» **Description of the task**: Pull out every line below containing the word "Market".

§

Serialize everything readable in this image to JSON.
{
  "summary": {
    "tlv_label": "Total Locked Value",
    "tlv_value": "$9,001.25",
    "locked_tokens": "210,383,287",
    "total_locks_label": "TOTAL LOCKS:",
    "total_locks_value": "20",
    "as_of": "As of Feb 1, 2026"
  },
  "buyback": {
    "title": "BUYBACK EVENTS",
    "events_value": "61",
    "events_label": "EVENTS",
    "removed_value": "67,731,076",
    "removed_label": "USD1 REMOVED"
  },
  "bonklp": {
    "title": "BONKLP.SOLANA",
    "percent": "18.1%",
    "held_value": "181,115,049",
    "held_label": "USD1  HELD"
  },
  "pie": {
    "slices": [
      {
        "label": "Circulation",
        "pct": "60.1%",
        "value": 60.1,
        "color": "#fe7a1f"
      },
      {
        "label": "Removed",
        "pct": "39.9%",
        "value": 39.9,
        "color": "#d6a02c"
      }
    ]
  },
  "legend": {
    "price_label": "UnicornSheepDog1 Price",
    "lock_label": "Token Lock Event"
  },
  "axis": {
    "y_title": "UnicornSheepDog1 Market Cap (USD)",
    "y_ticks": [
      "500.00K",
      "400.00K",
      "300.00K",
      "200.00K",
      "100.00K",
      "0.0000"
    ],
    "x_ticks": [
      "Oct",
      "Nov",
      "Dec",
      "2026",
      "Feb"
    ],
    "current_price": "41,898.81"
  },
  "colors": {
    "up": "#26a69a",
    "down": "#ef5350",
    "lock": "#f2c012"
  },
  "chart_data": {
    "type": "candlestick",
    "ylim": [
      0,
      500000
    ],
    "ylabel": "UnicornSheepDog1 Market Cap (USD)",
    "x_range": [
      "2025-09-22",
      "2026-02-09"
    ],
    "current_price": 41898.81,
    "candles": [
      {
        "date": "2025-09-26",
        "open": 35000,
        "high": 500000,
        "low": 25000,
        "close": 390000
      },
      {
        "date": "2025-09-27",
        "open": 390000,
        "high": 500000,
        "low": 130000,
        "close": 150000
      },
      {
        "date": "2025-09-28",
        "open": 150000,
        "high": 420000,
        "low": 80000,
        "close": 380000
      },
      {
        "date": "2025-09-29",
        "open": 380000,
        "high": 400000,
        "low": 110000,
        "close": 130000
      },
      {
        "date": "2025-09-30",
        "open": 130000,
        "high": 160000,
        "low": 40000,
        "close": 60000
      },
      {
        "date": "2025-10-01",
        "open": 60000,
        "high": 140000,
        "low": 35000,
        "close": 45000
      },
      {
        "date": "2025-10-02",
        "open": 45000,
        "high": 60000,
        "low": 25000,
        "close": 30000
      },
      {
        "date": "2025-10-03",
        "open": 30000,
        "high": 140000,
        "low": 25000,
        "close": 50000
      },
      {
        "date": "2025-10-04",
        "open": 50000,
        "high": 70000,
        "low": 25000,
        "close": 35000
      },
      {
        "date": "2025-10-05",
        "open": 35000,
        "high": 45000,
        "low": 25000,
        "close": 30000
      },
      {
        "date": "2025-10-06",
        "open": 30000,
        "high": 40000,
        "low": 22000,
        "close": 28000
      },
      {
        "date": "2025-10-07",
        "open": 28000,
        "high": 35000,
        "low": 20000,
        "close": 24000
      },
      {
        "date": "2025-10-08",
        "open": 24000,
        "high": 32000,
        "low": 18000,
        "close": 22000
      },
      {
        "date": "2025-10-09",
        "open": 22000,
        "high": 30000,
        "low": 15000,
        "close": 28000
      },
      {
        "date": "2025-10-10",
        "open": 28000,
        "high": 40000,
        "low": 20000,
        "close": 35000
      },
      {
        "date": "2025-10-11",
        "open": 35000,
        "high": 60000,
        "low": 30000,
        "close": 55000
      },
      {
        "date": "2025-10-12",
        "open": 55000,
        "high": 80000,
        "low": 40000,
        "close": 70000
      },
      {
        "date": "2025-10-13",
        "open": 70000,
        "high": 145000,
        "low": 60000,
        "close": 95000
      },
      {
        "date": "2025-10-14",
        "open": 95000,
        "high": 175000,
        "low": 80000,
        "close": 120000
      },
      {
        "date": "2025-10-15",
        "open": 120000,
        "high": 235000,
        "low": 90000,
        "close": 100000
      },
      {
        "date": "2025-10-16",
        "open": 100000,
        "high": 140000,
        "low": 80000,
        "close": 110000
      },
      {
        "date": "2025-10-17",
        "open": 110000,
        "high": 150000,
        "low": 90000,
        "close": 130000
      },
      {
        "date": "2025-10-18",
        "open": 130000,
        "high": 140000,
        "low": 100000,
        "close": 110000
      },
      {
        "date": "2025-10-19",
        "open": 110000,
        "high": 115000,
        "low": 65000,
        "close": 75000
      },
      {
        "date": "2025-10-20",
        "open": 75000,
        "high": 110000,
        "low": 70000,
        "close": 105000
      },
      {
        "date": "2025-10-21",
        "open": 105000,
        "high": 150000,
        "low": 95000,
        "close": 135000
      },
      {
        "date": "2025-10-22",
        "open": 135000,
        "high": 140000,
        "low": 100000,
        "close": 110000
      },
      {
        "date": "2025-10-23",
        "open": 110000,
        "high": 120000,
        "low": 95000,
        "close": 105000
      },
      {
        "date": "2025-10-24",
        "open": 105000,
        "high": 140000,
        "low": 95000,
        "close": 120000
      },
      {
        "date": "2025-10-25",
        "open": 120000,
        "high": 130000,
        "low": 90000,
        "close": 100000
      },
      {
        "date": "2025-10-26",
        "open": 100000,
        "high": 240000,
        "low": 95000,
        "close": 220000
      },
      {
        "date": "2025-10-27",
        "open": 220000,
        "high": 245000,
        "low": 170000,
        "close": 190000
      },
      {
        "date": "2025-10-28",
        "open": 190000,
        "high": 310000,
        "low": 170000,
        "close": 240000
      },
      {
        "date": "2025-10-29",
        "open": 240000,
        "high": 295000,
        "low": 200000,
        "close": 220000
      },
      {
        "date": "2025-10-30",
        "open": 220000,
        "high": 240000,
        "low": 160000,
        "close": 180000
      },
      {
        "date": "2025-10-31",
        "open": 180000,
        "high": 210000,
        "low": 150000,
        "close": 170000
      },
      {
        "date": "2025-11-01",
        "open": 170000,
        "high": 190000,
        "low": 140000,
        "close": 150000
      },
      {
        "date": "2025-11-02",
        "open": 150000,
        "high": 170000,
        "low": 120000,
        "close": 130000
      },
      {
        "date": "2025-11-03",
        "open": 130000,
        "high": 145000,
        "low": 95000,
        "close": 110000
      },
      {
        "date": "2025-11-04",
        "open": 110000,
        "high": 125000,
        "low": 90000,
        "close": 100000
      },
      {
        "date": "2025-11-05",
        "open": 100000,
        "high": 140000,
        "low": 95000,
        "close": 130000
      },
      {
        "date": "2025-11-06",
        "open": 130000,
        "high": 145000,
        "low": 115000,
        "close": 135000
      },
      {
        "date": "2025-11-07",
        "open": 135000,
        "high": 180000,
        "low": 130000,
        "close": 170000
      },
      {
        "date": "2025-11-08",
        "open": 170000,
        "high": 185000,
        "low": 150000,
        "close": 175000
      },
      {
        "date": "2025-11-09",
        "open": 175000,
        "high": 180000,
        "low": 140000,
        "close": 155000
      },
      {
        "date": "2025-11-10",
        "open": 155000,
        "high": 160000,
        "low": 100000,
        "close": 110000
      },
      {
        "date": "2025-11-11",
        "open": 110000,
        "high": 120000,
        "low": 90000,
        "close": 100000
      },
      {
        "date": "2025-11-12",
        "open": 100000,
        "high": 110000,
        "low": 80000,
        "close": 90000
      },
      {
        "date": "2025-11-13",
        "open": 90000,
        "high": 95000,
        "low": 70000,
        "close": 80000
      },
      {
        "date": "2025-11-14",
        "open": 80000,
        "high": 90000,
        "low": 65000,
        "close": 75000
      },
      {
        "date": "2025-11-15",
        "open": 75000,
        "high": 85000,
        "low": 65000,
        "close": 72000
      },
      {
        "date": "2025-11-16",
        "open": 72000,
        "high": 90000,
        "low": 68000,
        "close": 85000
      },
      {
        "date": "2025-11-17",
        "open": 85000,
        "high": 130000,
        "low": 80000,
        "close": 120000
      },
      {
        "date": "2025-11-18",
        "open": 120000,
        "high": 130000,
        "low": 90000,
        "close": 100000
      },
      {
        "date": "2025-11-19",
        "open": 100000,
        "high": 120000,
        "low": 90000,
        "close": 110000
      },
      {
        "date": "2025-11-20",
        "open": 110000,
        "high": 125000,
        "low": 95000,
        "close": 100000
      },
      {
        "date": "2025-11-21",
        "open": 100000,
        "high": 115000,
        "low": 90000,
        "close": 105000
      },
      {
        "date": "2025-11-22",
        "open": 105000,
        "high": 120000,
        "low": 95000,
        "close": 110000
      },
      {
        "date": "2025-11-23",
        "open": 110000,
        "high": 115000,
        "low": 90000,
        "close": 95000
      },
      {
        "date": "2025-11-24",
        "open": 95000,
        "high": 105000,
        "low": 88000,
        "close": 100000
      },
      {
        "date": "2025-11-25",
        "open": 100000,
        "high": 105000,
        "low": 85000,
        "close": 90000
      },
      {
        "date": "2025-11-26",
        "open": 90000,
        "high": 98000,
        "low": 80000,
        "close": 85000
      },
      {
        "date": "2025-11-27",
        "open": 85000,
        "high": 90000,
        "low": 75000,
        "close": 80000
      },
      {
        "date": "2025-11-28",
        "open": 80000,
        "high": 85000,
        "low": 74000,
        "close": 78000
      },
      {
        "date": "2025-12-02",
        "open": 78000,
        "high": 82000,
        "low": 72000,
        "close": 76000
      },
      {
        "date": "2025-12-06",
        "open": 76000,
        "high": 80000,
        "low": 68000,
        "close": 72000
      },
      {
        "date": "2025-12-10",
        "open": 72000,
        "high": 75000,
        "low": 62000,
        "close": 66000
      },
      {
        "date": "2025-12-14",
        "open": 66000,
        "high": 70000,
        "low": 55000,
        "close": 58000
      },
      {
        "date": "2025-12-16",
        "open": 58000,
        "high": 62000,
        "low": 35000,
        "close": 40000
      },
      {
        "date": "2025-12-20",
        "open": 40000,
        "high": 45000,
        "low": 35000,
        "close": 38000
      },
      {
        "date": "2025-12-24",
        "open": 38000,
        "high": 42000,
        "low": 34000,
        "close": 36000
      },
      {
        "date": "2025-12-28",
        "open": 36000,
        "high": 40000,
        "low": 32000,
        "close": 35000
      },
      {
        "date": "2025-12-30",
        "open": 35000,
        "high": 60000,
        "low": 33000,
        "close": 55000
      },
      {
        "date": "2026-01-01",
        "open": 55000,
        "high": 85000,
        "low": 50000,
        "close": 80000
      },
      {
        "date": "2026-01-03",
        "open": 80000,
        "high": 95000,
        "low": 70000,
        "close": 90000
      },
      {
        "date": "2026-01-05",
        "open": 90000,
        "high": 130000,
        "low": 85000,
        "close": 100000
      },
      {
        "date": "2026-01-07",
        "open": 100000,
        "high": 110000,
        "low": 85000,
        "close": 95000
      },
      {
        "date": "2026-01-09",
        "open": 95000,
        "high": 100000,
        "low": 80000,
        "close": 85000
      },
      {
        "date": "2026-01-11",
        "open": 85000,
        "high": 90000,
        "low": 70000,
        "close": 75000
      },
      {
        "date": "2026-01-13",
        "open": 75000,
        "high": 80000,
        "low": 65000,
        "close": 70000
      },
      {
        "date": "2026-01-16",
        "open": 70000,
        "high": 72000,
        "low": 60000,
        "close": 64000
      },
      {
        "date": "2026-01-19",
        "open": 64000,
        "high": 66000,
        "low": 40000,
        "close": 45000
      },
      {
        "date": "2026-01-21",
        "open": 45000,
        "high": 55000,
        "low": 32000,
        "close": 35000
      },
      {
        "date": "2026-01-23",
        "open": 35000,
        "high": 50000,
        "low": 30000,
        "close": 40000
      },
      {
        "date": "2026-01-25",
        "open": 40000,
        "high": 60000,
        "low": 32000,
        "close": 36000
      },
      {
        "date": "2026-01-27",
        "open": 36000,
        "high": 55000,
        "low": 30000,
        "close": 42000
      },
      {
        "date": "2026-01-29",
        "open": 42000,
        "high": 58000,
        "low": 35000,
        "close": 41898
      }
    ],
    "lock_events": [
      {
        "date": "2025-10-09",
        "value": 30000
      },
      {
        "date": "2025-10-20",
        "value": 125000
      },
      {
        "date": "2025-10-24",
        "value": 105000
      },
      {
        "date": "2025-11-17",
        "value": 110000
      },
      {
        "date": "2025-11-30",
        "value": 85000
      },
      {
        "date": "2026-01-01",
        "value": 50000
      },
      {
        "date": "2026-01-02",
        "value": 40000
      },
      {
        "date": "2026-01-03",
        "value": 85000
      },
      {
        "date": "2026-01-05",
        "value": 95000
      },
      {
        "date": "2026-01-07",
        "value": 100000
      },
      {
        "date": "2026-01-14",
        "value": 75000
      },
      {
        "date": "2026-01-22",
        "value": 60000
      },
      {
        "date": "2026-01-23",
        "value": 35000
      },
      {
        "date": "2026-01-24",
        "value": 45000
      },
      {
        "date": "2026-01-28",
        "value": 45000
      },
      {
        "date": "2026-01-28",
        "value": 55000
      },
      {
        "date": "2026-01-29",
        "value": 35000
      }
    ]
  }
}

§

» **Output**:
    "y_title": "UnicornSheepDog1 Market Cap (USD)",
    "ylabel": "UnicornSheepDog1 Market Cap (USD)",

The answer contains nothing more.